Structured figure records:
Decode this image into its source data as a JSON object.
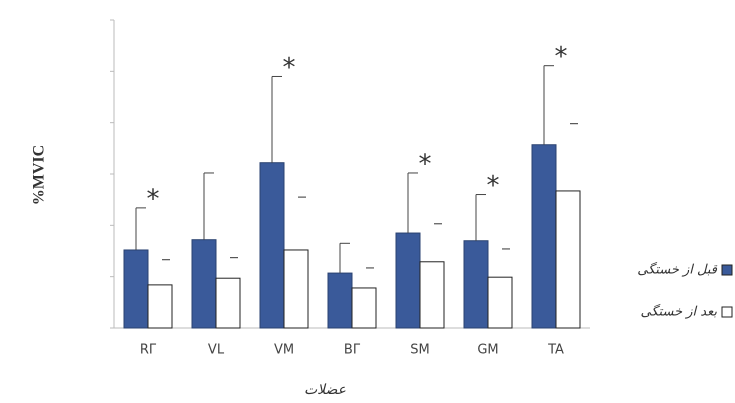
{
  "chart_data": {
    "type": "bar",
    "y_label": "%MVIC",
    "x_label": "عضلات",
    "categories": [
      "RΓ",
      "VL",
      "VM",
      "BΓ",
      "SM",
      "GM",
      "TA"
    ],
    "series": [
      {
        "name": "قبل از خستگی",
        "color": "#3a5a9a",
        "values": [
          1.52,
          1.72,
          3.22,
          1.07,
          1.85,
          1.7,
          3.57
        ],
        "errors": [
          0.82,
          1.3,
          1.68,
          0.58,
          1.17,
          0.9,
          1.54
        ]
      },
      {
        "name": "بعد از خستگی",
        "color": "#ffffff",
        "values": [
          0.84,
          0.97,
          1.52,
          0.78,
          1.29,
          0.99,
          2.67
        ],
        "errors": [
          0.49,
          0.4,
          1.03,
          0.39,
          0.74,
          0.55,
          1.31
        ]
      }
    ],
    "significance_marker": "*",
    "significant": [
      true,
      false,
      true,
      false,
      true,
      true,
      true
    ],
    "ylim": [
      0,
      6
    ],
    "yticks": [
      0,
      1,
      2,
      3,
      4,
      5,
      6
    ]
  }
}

(What is being asked)
Reproduce the material above verbatim; omit every picture.

(The solution)
Decode this image into its source data as a JSON object.
{
  "chart_data": {
    "type": "bar",
    "y_label": "%MVIC",
    "x_label": "عضلات",
    "categories": [
      "RΓ",
      "VL",
      "VM",
      "BΓ",
      "SM",
      "GM",
      "TA"
    ],
    "series": [
      {
        "name": "قبل از خستگی",
        "color": "#3a5a9a",
        "values": [
          1.52,
          1.72,
          3.22,
          1.07,
          1.85,
          1.7,
          3.57
        ],
        "errors": [
          0.82,
          1.3,
          1.68,
          0.58,
          1.17,
          0.9,
          1.54
        ]
      },
      {
        "name": "بعد از خستگی",
        "color": "#ffffff",
        "values": [
          0.84,
          0.97,
          1.52,
          0.78,
          1.29,
          0.99,
          2.67
        ],
        "errors": [
          0.49,
          0.4,
          1.03,
          0.39,
          0.74,
          0.55,
          1.31
        ]
      }
    ],
    "significance_marker": "*",
    "significant": [
      true,
      false,
      true,
      false,
      true,
      true,
      true
    ],
    "ylim": [
      0,
      6
    ],
    "yticks": [
      0,
      1,
      2,
      3,
      4,
      5,
      6
    ]
  }
}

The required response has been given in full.